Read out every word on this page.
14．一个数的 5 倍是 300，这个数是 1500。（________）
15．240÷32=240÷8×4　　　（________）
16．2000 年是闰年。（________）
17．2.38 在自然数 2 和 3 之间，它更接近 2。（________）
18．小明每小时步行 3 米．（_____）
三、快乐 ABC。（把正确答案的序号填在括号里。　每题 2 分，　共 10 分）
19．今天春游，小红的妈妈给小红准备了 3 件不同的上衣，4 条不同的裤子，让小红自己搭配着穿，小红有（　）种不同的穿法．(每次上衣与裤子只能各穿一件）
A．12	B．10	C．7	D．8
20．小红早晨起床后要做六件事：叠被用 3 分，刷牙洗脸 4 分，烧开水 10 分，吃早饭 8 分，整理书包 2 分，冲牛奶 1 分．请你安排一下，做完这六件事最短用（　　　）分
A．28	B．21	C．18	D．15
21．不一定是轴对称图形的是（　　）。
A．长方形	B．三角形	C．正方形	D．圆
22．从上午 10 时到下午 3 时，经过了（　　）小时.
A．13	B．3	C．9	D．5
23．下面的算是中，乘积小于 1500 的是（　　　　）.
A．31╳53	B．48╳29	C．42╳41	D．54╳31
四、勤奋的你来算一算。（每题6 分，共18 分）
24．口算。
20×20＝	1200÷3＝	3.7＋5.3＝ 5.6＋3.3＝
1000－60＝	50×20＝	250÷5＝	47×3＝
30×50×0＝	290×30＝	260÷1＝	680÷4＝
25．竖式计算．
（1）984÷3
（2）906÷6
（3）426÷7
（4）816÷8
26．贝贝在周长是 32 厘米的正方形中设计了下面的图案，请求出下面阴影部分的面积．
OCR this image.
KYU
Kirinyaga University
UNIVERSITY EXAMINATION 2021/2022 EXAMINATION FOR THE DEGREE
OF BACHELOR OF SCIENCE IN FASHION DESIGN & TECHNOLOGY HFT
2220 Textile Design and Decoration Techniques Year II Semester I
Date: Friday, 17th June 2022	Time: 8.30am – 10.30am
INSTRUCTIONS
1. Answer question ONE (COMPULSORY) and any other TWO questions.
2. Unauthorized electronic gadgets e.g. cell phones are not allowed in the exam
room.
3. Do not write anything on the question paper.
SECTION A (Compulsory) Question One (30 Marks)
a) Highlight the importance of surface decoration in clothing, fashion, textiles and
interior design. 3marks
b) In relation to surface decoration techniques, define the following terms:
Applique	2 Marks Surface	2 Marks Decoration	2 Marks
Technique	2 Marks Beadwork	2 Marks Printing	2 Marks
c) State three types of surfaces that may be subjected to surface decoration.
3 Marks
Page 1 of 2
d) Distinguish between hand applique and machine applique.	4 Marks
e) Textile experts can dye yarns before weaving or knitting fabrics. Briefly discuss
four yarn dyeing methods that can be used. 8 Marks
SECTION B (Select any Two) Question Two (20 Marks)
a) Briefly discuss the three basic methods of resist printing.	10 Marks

> **EXERCISE DIRECTIONS**
Report only the number of lines that hold the string "SECTION" in this listing.

> **EXERCISE OUTPUT**
2